## Passage:
An in vivo study of the antihypertensive effects of the umami peptide AHSVRFY from Parma ham and its intestinal digestion

Abstract

AHSVRFY, an umami peptide derived from Parma ham with reported in vitro angiotensin-converting enzyme (ACE) inhibitory activity (IC₅₀ = 16.3 ± 0.16 μM), lacks comprehensive in vivo validation. To address this, we established an “digestion–activation–delivery” hypothesis and systematically validated it. In spontaneously hypertensive rats (SHRs), a single oral dose of AHSVRFY induced a significant reduction in systolic blood pressure (SBP) (13.9 ± 2.7 mmHg, p < 0.01). UPLC-MS/MS analysis revealed its degradation into six peptides in the intestine, and four of them were identified as novel ACE inhibitors. The most potent dipeptide, FY (IC₅₀ = 45.11 ± 15.34 μM), was absorbed intact into the systemic circulation of SHRs. Crucially, the antihypertensive effect was mechanistically linked to a significant improvement in vascular endothelial function, as evidenced by increased plasma nitric oxide (NO) and decreased endothelin-1 (ET-1) levels. Furthermore, FY showed a protective effect on human umbilical vein endothelial cells (HUVECs) through the modulation of NO/ET-1. Additionally, its stable binding to the ACE active site was confirmed via molecular docking and dynamics simulations. This work shows that AHSVRFY's antihypertensive effect originates from GI-derived bioactive peptides, establishing a “digestion–activation–delivery” framework for the development of multifunctional food ingredients.

Document layout detection data
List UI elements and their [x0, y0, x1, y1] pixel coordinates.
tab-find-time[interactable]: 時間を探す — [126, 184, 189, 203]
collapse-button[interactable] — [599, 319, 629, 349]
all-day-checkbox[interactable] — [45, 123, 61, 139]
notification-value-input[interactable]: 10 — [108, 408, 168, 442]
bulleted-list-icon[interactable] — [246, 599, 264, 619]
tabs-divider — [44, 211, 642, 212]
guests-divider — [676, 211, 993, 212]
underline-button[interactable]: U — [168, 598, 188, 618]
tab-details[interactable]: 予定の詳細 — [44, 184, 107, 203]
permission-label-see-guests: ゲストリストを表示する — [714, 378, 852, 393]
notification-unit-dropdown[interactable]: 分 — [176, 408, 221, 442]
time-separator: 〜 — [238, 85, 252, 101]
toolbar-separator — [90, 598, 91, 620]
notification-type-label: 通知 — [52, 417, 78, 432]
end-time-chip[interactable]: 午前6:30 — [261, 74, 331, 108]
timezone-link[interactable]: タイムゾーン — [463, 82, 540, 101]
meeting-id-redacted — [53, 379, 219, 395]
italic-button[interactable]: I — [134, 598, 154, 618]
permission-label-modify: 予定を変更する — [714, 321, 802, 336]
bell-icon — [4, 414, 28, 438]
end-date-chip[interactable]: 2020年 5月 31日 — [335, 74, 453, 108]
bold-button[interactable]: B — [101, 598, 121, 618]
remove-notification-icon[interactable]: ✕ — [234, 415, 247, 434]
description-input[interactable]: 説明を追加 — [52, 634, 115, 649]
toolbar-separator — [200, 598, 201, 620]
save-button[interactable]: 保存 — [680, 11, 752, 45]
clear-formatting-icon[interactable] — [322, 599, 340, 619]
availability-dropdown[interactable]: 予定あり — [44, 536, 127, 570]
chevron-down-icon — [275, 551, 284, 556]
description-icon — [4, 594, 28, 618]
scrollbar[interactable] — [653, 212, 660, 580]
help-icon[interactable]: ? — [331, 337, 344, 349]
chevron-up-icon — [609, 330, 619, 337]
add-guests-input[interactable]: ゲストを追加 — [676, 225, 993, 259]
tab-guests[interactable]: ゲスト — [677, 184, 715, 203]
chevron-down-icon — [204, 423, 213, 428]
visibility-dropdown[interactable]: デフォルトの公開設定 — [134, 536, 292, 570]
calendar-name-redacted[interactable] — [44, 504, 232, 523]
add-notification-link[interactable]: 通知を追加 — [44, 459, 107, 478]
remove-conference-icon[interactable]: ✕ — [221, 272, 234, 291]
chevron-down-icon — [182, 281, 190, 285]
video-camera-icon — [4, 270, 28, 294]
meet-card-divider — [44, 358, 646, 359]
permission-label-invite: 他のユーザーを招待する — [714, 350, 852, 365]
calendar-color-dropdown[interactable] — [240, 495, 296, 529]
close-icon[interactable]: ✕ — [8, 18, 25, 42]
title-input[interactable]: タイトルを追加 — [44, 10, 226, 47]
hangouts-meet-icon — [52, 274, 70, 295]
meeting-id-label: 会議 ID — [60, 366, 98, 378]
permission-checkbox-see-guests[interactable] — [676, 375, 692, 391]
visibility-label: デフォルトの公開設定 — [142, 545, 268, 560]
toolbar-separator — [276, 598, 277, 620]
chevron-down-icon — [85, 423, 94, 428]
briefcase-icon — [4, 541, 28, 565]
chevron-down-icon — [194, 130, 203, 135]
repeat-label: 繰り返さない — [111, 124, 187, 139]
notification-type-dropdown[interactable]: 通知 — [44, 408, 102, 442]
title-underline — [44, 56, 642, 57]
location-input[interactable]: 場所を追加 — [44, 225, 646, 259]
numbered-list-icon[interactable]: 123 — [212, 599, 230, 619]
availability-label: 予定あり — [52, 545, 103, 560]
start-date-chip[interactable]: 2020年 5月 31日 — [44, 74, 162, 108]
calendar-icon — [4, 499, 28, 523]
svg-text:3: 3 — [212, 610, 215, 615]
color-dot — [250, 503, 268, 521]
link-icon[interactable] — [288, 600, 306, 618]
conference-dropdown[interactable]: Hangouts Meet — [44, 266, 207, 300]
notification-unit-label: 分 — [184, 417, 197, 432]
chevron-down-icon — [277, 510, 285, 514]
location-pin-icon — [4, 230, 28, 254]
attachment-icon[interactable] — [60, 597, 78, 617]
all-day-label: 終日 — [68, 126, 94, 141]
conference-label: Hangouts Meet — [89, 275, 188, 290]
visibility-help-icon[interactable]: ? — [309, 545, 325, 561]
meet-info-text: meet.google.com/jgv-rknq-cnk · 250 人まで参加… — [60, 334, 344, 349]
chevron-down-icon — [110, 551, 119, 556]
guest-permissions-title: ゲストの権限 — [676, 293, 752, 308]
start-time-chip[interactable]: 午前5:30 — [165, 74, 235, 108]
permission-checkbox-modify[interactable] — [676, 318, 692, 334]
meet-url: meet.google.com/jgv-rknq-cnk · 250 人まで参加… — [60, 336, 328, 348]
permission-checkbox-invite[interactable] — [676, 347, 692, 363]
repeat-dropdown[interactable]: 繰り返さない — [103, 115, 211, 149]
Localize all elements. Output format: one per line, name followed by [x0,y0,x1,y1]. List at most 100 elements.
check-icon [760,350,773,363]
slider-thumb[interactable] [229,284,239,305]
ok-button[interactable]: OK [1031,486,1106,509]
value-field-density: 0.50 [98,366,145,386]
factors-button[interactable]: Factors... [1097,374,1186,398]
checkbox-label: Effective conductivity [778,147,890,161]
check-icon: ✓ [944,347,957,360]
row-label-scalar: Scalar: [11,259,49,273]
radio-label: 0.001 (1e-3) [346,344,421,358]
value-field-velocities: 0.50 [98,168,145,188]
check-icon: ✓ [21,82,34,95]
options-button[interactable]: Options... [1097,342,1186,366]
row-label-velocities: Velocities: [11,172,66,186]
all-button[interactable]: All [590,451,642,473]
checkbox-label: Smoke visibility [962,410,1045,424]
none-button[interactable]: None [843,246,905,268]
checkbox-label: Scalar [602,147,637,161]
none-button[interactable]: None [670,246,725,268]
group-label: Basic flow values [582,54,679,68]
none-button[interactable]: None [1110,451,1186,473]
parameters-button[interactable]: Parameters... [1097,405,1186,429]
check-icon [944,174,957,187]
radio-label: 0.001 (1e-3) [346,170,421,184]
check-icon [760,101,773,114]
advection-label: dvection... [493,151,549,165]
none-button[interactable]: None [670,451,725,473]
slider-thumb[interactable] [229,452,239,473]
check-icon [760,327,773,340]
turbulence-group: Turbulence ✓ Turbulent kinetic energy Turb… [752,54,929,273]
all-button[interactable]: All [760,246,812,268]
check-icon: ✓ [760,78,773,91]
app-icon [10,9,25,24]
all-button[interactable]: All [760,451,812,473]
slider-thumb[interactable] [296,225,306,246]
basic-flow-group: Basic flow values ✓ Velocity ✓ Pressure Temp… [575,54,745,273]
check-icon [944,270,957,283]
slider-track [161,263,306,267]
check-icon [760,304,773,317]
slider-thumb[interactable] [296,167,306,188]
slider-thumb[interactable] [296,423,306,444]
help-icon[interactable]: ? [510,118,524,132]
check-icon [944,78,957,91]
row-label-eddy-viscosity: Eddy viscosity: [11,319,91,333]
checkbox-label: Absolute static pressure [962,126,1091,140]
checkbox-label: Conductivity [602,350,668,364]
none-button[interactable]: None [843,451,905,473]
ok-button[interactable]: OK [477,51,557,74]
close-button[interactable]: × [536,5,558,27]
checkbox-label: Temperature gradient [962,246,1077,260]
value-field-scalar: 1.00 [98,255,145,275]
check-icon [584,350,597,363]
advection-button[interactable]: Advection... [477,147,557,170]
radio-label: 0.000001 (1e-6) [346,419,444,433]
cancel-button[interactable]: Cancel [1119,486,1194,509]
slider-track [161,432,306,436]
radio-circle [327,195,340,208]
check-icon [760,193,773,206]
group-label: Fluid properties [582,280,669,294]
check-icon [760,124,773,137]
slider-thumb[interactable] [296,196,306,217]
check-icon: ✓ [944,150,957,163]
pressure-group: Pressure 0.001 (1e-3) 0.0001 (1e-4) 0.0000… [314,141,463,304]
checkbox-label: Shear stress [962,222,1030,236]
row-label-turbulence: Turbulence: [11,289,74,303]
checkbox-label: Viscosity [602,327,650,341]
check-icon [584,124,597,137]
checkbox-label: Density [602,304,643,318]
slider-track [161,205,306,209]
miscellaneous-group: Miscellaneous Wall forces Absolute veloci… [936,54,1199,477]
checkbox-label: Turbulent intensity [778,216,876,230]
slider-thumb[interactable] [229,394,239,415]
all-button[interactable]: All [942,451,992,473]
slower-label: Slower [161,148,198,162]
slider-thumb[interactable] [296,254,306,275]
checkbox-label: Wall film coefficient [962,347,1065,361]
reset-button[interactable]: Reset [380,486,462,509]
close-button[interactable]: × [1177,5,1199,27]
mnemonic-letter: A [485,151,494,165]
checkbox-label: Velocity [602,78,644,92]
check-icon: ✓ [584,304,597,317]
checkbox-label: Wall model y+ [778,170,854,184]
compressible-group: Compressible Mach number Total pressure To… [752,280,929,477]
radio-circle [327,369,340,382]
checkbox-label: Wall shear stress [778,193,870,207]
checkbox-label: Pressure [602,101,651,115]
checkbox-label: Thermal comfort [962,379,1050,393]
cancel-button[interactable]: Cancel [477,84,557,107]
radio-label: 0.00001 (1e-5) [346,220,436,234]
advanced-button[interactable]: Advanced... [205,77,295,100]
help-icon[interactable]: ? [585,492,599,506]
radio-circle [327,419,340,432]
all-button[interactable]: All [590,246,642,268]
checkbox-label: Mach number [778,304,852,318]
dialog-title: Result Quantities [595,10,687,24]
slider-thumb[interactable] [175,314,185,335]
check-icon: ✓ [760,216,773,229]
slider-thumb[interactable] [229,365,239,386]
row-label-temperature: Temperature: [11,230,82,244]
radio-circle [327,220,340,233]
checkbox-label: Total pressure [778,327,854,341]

## Task instructions:
Answer these questions about the abstract on the AHSVRFY peptide, one per line:
1. By how much did a single oral dose of AHSVRFY lower systolic blood pressure in the spontaneously hypertensive rats?
2. Into how many peptides was AHSVRFY degraded in the intestine?
3. On which cells did FY show a protective effect?
You won't need the entries for this.

## Your response:
1. 13.9 ± 2.7 mmHg
2. Six
3. Human umbilical vein endothelial cells (HUVECs)